Instructions for the task
Nothing may be dropped or altered: reproduce all the data.

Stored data

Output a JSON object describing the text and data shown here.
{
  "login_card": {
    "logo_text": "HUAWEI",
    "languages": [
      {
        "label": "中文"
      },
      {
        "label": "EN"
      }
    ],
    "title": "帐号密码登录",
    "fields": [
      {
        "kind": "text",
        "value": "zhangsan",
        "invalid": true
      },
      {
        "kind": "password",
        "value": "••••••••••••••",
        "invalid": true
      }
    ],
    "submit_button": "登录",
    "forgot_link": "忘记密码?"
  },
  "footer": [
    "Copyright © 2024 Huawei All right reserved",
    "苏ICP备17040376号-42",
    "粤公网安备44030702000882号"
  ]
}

Right answer
Output a JSON object describing the text and data shown here.
{
  "login_card": {
    "logo_text": "HUAWEI",
    "languages": [
      {
        "label": "中文"
      },
      {
        "label": "EN"
      }
    ],
    "title": "帐号密码登录",
    "fields": [
      {
        "kind": "text",
        "value": "zhangsan",
        "invalid": true
      },
      {
        "kind": "password",
        "value": "••••••••••••••",
        "invalid": true
      }
    ],
    "submit_button": "登录",
    "forgot_link": "忘记密码?"
  },
  "footer": [
    "Copyright © 2024 Huawei All right reserved",
    "苏ICP备17040376号-42",
    "粤公网安备44030702000882号"
  ]
}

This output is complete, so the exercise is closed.